- **The problem**: In the data, extract each line that holds the string "title".

- **Extracted material**:
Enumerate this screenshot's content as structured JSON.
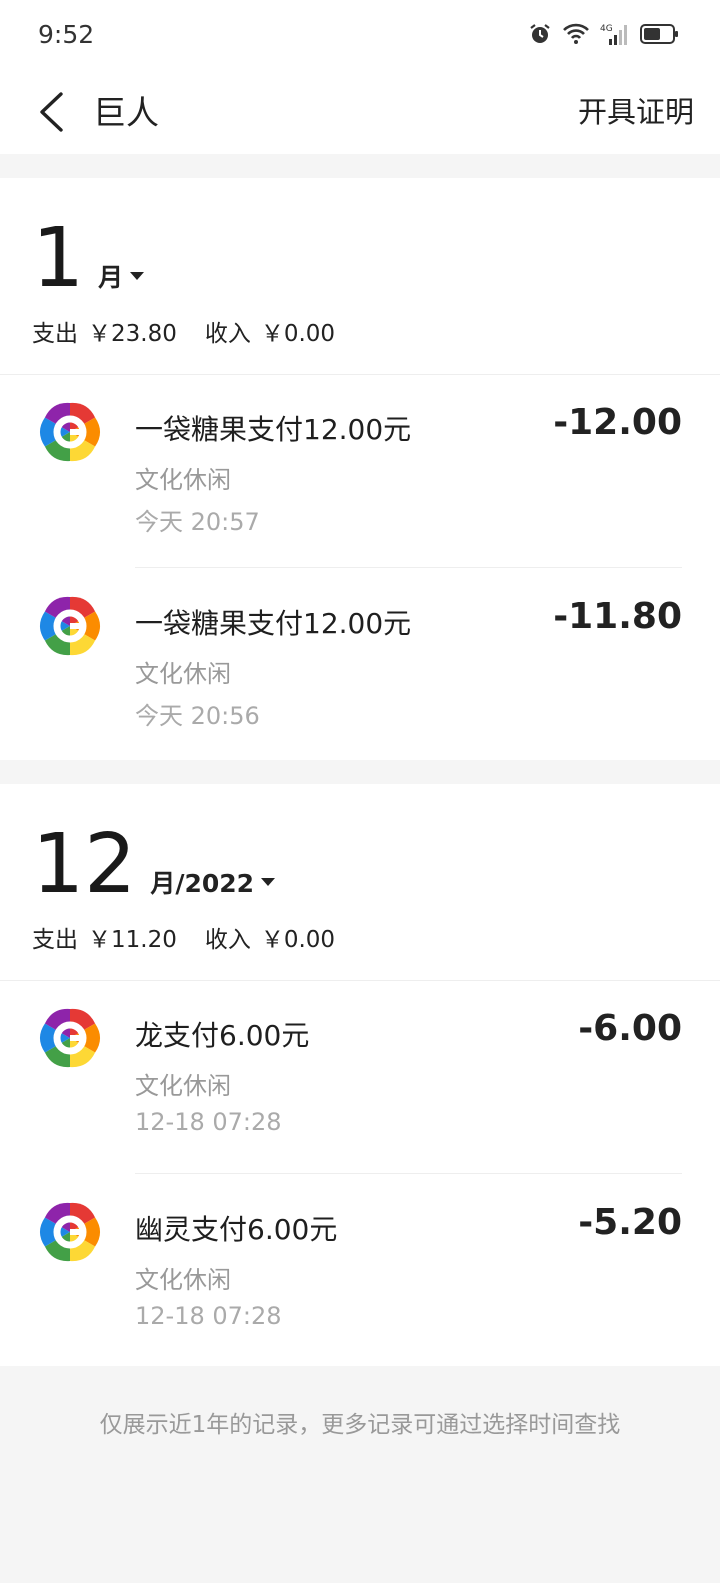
{
  "status_bar": {
    "time": "9:52",
    "network": "4G"
  },
  "nav": {
    "title": "巨人",
    "action": "开具证明"
  },
  "months": [
    {
      "month": "1",
      "unit": "月",
      "summary": {
        "expense_label": "支出",
        "expense": "￥23.80",
        "income_label": "收入",
        "income": "￥0.00"
      },
      "transactions": [
        {
          "title": "一袋糖果支付12.00元",
          "category": "文化休闲",
          "time": "今天  20:57",
          "amount": "-12.00"
        },
        {
          "title": "一袋糖果支付12.00元",
          "category": "文化休闲",
          "time": "今天  20:56",
          "amount": "-11.80"
        }
      ]
    },
    {
      "month": "12",
      "unit": "月/2022",
      "summary": {
        "expense_label": "支出",
        "expense": "￥11.20",
        "income_label": "收入",
        "income": "￥0.00"
      },
      "transactions": [
        {
          "title": "龙支付6.00元",
          "category": "文化休闲",
          "time": "12-18  07:28",
          "amount": "-6.00"
        },
        {
          "title": "幽灵支付6.00元",
          "category": "文化休闲",
          "time": "12-18  07:28",
          "amount": "-5.20"
        }
      ]
    }
  ],
  "footer": {
    "note": "仅展示近1年的记录，更多记录可通过选择时间查找"
  },
  "colors": {
    "background": "#f5f5f5",
    "card": "#ffffff",
    "text": "#1f1f1f",
    "muted": "#999999"
  },
  "icons": [
    "alarm-icon",
    "wifi-icon",
    "signal-icon",
    "battery-icon",
    "back-arrow-icon",
    "merchant-logo-icon",
    "dropdown-caret-icon"
  ]
}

- **Worked answer**:
    "title": "巨人",
          "title": "一袋糖果支付12.00元",
          "title": "一袋糖果支付12.00元",
          "title": "龙支付6.00元",
          "title": "幽灵支付6.00元",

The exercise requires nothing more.